§ **WHAT IS BEING ASKED**
Transcribe all records exactly.

####

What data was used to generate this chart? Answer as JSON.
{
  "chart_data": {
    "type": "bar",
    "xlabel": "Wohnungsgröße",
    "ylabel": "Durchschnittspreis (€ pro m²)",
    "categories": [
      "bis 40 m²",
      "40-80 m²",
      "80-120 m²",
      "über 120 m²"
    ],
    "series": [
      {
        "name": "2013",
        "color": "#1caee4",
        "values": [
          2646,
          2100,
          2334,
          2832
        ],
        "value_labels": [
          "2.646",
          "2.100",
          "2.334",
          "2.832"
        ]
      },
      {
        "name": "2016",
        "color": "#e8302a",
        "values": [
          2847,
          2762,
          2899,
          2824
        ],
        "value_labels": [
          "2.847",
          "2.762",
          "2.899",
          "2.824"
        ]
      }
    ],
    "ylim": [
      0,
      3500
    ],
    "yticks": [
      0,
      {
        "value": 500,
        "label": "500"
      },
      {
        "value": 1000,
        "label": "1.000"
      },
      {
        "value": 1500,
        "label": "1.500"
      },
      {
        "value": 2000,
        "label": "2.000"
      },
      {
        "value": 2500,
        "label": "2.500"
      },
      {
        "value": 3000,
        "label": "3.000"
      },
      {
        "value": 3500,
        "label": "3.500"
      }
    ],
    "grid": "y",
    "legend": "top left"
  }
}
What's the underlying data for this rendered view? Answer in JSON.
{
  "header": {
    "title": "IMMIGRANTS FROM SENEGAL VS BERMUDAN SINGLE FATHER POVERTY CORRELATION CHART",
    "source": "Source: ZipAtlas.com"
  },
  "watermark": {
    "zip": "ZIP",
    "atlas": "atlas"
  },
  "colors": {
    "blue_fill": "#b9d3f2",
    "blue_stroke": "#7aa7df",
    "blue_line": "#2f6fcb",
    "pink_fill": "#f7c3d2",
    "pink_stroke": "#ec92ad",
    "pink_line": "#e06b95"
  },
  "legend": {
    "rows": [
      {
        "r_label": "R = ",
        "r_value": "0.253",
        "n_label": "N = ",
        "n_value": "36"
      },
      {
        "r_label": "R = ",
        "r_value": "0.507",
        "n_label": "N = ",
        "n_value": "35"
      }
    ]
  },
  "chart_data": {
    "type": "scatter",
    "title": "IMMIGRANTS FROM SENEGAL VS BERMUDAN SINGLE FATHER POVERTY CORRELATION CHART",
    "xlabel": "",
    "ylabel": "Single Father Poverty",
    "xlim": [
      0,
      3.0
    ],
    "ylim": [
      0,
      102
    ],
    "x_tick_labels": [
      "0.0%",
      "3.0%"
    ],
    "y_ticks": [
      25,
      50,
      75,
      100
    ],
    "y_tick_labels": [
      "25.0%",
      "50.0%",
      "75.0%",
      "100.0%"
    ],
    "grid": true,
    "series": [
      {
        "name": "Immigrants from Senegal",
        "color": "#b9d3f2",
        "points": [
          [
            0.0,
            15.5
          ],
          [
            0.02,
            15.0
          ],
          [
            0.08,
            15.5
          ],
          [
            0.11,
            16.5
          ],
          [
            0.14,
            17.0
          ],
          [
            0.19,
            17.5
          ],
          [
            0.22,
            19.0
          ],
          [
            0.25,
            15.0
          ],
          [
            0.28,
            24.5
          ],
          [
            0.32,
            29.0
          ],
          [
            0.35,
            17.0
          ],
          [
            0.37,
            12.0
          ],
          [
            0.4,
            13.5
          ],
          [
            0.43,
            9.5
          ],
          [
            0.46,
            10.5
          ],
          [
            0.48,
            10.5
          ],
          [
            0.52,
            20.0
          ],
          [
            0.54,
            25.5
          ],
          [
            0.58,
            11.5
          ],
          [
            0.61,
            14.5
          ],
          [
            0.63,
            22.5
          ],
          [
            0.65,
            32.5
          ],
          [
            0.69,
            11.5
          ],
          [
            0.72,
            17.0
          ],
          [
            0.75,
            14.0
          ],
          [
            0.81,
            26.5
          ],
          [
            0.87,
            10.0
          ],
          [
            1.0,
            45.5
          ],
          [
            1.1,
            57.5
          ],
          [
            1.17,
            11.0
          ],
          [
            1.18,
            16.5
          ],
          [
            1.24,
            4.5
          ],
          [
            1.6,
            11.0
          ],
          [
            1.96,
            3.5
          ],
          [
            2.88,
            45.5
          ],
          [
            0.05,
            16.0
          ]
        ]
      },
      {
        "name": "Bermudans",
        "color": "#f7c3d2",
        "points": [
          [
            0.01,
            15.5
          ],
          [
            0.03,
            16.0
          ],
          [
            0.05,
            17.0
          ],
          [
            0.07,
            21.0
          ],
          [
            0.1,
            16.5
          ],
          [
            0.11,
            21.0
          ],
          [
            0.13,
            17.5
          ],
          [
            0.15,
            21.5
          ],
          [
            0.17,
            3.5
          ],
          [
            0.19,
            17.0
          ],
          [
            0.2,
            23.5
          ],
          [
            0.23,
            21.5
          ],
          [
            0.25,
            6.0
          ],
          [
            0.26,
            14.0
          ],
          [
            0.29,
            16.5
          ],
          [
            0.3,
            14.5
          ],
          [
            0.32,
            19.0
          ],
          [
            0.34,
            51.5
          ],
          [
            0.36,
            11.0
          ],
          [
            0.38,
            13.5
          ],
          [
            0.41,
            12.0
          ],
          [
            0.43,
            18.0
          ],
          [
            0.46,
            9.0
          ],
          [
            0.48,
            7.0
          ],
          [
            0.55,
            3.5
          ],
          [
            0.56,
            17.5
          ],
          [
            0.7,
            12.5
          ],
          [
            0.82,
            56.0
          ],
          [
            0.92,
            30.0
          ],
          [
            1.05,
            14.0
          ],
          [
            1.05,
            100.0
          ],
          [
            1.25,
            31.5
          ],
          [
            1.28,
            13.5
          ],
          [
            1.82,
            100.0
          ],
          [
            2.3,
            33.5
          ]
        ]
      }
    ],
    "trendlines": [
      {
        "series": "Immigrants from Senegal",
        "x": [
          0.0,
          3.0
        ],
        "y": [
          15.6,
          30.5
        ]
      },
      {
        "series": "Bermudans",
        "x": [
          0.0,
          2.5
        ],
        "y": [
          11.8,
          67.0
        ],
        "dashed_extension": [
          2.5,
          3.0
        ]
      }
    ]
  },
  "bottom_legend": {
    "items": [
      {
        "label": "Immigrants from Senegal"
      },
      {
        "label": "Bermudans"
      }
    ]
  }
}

####

§ **RESULT**
What data was used to generate this chart? Answer as JSON.
{
  "chart_data": {
    "type": "bar",
    "xlabel": "Wohnungsgröße",
    "ylabel": "Durchschnittspreis (€ pro m²)",
    "categories": [
      "bis 40 m²",
      "40-80 m²",
      "80-120 m²",
      "über 120 m²"
    ],
    "series": [
      {
        "name": "2013",
        "color": "#1caee4",
        "values": [
          2646,
          2100,
          2334,
          2832
        ],
        "value_labels": [
          "2.646",
          "2.100",
          "2.334",
          "2.832"
        ]
      },
      {
        "name": "2016",
        "color": "#e8302a",
        "values": [
          2847,
          2762,
          2899,
          2824
        ],
        "value_labels": [
          "2.847",
          "2.762",
          "2.899",
          "2.824"
        ]
      }
    ],
    "ylim": [
      0,
      3500
    ],
    "yticks": [
      0,
      {
        "value": 500,
        "label": "500"
      },
      {
        "value": 1000,
        "label": "1.000"
      },
      {
        "value": 1500,
        "label": "1.500"
      },
      {
        "value": 2000,
        "label": "2.000"
      },
      {
        "value": 2500,
        "label": "2.500"
      },
      {
        "value": 3000,
        "label": "3.000"
      },
      {
        "value": 3500,
        "label": "3.500"
      }
    ],
    "grid": "y",
    "legend": "top left"
  }
}
What's the underlying data for this rendered view? Answer in JSON.
{
  "header": {
    "title": "IMMIGRANTS FROM SENEGAL VS BERMUDAN SINGLE FATHER POVERTY CORRELATION CHART",
    "source": "Source: ZipAtlas.com"
  },
  "watermark": {
    "zip": "ZIP",
    "atlas": "atlas"
  },
  "colors": {
    "blue_fill": "#b9d3f2",
    "blue_stroke": "#7aa7df",
    "blue_line": "#2f6fcb",
    "pink_fill": "#f7c3d2",
    "pink_stroke": "#ec92ad",
    "pink_line": "#e06b95"
  },
  "legend": {
    "rows": [
      {
        "r_label": "R = ",
        "r_value": "0.253",
        "n_label": "N = ",
        "n_value": "36"
      },
      {
        "r_label": "R = ",
        "r_value": "0.507",
        "n_label": "N = ",
        "n_value": "35"
      }
    ]
  },
  "chart_data": {
    "type": "scatter",
    "title": "IMMIGRANTS FROM SENEGAL VS BERMUDAN SINGLE FATHER POVERTY CORRELATION CHART",
    "xlabel": "",
    "ylabel": "Single Father Poverty",
    "xlim": [
      0,
      3.0
    ],
    "ylim": [
      0,
      102
    ],
    "x_tick_labels": [
      "0.0%",
      "3.0%"
    ],
    "y_ticks": [
      25,
      50,
      75,
      100
    ],
    "y_tick_labels": [
      "25.0%",
      "50.0%",
      "75.0%",
      "100.0%"
    ],
    "grid": true,
    "series": [
      {
        "name": "Immigrants from Senegal",
        "color": "#b9d3f2",
        "points": [
          [
            0.0,
            15.5
          ],
          [
            0.02,
            15.0
          ],
          [
            0.08,
            15.5
          ],
          [
            0.11,
            16.5
          ],
          [
            0.14,
            17.0
          ],
          [
            0.19,
            17.5
          ],
          [
            0.22,
            19.0
          ],
          [
            0.25,
            15.0
          ],
          [
            0.28,
            24.5
          ],
          [
            0.32,
            29.0
          ],
          [
            0.35,
            17.0
          ],
          [
            0.37,
            12.0
          ],
          [
            0.4,
            13.5
          ],
          [
            0.43,
            9.5
          ],
          [
            0.46,
            10.5
          ],
          [
            0.48,
            10.5
          ],
          [
            0.52,
            20.0
          ],
          [
            0.54,
            25.5
          ],
          [
            0.58,
            11.5
          ],
          [
            0.61,
            14.5
          ],
          [
            0.63,
            22.5
          ],
          [
            0.65,
            32.5
          ],
          [
            0.69,
            11.5
          ],
          [
            0.72,
            17.0
          ],
          [
            0.75,
            14.0
          ],
          [
            0.81,
            26.5
          ],
          [
            0.87,
            10.0
          ],
          [
            1.0,
            45.5
          ],
          [
            1.1,
            57.5
          ],
          [
            1.17,
            11.0
          ],
          [
            1.18,
            16.5
          ],
          [
            1.24,
            4.5
          ],
          [
            1.6,
            11.0
          ],
          [
            1.96,
            3.5
          ],
          [
            2.88,
            45.5
          ],
          [
            0.05,
            16.0
          ]
        ]
      },
      {
        "name": "Bermudans",
        "color": "#f7c3d2",
        "points": [
          [
            0.01,
            15.5
          ],
          [
            0.03,
            16.0
          ],
          [
            0.05,
            17.0
          ],
          [
            0.07,
            21.0
          ],
          [
            0.1,
            16.5
          ],
          [
            0.11,
            21.0
          ],
          [
            0.13,
            17.5
          ],
          [
            0.15,
            21.5
          ],
          [
            0.17,
            3.5
          ],
          [
            0.19,
            17.0
          ],
          [
            0.2,
            23.5
          ],
          [
            0.23,
            21.5
          ],
          [
            0.25,
            6.0
          ],
          [
            0.26,
            14.0
          ],
          [
            0.29,
            16.5
          ],
          [
            0.3,
            14.5
          ],
          [
            0.32,
            19.0
          ],
          [
            0.34,
            51.5
          ],
          [
            0.36,
            11.0
          ],
          [
            0.38,
            13.5
          ],
          [
            0.41,
            12.0
          ],
          [
            0.43,
            18.0
          ],
          [
            0.46,
            9.0
          ],
          [
            0.48,
            7.0
          ],
          [
            0.55,
            3.5
          ],
          [
            0.56,
            17.5
          ],
          [
            0.7,
            12.5
          ],
          [
            0.82,
            56.0
          ],
          [
            0.92,
            30.0
          ],
          [
            1.05,
            14.0
          ],
          [
            1.05,
            100.0
          ],
          [
            1.25,
            31.5
          ],
          [
            1.28,
            13.5
          ],
          [
            1.82,
            100.0
          ],
          [
            2.3,
            33.5
          ]
        ]
      }
    ],
    "trendlines": [
      {
        "series": "Immigrants from Senegal",
        "x": [
          0.0,
          3.0
        ],
        "y": [
          15.6,
          30.5
        ]
      },
      {
        "series": "Bermudans",
        "x": [
          0.0,
          2.5
        ],
        "y": [
          11.8,
          67.0
        ],
        "dashed_extension": [
          2.5,
          3.0
        ]
      }
    ]
  },
  "bottom_legend": {
    "items": [
      {
        "label": "Immigrants from Senegal"
      },
      {
        "label": "Bermudans"
      }
    ]
  }
}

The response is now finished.